▶ Exercise details
The lines below that include "description" are to be found and copied.

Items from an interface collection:
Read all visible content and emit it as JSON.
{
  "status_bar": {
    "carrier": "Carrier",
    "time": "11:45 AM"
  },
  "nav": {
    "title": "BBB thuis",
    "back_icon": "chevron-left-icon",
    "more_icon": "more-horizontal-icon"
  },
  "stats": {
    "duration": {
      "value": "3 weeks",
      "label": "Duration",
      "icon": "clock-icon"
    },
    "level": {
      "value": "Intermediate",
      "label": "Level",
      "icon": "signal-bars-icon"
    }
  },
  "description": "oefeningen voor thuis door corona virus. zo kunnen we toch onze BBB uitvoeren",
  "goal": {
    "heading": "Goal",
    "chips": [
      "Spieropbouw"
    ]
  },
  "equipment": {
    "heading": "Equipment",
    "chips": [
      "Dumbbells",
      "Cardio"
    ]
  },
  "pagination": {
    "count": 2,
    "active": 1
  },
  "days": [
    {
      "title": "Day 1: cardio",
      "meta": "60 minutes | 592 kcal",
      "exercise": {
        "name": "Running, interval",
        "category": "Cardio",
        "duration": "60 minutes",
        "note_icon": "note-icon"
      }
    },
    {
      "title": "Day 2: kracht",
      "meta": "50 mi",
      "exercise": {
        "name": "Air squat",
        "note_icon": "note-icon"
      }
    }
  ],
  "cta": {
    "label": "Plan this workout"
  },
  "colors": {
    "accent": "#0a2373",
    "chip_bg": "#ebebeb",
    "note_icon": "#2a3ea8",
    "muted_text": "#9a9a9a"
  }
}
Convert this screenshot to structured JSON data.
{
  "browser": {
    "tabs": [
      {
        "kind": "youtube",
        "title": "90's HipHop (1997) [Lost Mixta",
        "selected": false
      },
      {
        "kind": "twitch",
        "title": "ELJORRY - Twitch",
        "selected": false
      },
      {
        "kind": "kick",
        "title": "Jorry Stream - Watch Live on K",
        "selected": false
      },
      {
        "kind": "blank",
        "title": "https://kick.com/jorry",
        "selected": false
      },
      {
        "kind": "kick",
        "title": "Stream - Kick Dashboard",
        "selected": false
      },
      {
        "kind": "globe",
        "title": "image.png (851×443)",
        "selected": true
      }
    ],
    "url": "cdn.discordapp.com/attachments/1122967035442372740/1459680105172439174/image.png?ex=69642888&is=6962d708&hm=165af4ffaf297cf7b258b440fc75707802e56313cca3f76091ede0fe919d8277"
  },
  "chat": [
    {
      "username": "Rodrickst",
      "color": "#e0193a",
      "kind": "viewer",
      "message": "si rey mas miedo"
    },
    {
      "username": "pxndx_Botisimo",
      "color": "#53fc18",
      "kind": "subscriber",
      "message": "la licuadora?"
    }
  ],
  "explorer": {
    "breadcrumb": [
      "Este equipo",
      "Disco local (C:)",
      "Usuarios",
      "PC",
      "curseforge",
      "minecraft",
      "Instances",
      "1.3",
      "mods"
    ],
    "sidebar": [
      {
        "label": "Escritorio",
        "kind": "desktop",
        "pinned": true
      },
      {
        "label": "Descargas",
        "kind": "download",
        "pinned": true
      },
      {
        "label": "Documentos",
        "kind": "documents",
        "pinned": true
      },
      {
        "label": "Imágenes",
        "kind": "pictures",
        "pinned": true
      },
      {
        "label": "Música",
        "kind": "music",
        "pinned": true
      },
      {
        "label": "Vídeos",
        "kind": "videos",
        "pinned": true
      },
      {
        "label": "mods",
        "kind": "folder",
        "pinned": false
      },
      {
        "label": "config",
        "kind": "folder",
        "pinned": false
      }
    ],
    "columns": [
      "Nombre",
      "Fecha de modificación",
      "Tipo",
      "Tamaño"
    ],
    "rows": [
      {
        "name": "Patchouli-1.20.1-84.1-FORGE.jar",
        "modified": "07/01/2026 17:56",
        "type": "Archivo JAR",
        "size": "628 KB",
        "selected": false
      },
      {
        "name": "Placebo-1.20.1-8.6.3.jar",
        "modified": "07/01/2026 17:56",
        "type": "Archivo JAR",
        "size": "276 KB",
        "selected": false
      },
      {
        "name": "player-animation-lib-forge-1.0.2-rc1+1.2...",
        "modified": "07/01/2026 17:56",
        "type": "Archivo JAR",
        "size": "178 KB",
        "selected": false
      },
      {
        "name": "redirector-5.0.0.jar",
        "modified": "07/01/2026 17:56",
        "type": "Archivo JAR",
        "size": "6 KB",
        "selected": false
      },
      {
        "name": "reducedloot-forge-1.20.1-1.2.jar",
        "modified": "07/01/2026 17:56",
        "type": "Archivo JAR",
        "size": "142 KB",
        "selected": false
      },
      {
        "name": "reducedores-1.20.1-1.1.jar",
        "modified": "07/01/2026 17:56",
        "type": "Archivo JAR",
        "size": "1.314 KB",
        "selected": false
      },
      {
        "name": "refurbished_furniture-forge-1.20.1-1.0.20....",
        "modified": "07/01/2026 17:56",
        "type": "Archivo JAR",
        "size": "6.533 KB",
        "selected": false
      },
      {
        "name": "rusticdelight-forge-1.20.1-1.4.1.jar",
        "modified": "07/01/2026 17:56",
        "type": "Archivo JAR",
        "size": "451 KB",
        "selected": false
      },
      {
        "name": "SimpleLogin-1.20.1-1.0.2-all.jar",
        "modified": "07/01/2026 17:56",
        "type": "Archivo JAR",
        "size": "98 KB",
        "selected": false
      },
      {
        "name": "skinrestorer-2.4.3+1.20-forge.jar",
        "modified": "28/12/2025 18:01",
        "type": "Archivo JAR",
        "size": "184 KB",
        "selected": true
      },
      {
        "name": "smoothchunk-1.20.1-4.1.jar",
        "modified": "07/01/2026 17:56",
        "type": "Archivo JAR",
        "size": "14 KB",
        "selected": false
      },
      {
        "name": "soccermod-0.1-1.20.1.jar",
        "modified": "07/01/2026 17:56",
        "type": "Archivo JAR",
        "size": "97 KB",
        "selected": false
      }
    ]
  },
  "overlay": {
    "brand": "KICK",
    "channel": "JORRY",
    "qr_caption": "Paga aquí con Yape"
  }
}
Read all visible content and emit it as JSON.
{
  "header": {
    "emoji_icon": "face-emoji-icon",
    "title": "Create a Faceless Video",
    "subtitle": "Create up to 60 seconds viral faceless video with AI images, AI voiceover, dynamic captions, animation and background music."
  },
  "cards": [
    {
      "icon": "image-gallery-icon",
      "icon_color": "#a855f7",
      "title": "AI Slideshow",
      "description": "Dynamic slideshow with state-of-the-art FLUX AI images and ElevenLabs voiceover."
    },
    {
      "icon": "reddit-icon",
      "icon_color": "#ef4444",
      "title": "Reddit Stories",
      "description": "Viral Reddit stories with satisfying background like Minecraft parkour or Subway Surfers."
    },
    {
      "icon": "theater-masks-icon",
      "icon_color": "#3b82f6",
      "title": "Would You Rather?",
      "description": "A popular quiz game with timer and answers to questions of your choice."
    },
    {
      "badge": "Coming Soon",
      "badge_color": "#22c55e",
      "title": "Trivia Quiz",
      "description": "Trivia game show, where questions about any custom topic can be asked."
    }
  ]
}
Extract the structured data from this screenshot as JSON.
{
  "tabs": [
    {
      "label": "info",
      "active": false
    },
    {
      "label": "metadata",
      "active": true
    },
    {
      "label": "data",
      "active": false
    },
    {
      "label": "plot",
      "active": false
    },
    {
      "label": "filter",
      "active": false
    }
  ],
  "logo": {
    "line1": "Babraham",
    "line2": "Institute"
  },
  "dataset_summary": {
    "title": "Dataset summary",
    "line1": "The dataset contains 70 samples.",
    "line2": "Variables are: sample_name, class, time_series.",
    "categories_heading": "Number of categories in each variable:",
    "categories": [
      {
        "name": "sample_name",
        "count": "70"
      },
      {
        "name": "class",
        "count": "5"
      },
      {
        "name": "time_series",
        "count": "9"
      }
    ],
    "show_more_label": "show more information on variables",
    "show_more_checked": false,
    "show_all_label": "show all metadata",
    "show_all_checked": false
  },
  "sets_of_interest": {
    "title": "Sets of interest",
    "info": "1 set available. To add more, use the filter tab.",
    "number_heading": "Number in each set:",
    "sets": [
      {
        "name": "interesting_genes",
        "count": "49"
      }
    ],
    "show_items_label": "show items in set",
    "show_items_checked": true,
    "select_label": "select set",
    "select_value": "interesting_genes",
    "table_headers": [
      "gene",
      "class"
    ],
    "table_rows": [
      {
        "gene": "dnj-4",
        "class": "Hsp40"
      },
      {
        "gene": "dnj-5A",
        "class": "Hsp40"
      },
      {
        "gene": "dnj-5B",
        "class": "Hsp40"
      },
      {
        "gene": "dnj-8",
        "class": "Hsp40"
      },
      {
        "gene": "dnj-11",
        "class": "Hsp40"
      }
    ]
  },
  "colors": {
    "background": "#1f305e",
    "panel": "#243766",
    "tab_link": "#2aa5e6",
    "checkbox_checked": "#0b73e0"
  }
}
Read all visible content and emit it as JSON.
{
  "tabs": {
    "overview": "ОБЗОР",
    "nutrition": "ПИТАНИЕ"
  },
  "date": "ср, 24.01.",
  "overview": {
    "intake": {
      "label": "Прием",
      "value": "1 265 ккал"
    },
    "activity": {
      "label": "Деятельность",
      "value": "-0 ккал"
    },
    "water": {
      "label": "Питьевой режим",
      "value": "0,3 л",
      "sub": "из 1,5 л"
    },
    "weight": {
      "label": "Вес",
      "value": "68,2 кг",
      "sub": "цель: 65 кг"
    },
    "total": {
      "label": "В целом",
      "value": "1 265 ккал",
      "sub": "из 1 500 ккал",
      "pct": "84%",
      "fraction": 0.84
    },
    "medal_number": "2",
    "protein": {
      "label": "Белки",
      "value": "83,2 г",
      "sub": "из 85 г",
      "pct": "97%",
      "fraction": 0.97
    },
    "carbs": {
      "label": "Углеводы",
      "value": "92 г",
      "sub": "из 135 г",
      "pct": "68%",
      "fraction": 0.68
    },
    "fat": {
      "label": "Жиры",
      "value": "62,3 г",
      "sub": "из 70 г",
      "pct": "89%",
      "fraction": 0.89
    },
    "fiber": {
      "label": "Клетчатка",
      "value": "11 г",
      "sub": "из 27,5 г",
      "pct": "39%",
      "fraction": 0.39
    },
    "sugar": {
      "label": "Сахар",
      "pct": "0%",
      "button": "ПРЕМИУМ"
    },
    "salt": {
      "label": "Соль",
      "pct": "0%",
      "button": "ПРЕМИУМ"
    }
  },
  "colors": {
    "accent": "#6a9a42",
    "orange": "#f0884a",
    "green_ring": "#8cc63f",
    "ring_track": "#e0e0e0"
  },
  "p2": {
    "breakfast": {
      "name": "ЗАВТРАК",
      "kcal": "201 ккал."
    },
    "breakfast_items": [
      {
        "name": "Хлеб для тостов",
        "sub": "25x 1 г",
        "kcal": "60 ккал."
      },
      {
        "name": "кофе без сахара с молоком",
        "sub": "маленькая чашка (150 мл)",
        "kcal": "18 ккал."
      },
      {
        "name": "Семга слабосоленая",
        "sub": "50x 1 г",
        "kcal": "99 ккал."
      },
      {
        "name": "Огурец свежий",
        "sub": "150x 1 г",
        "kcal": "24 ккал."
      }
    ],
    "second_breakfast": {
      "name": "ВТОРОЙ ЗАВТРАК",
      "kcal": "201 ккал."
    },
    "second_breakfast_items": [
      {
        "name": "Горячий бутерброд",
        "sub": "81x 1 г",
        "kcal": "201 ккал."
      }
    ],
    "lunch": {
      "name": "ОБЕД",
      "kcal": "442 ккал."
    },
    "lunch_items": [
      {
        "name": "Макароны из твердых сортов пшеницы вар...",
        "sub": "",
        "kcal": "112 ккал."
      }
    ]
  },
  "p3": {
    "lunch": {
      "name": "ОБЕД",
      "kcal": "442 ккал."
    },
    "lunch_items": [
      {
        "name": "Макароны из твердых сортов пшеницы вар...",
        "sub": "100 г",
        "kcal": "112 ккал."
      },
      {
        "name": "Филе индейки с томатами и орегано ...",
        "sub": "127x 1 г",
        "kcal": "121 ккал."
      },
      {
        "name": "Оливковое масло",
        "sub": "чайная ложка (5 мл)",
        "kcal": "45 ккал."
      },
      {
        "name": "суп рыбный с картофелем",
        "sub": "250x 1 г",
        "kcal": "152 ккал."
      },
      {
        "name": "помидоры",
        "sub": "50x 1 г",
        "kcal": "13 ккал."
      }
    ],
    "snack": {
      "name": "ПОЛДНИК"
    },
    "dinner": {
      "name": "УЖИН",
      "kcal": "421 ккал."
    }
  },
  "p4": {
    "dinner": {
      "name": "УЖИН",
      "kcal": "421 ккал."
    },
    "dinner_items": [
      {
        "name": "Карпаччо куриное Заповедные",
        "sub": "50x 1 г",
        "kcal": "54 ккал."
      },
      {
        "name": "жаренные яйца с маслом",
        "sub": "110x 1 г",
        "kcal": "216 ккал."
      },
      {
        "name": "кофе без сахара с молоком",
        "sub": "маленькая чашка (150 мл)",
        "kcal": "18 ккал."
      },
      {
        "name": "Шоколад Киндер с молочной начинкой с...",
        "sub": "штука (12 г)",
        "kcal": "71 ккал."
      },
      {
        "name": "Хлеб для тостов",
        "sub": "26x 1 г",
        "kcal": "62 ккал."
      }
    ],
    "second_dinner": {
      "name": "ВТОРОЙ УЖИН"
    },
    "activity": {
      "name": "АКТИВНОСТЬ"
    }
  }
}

▶ Solution to this exercise
  "description": "oefeningen voor thuis door corona virus. zo kunnen we toch onze BBB uitvoeren",
      "description": "Dynamic slideshow with state-of-the-art FLUX AI images and ElevenLabs voiceover."
      "description": "Viral Reddit stories with satisfying background like Minecraft parkour or Subway Surfers."
      "description": "A popular quiz game with timer and answers to questions of your choice."
      "description": "Trivia game show, where questions about any custom topic can be asked."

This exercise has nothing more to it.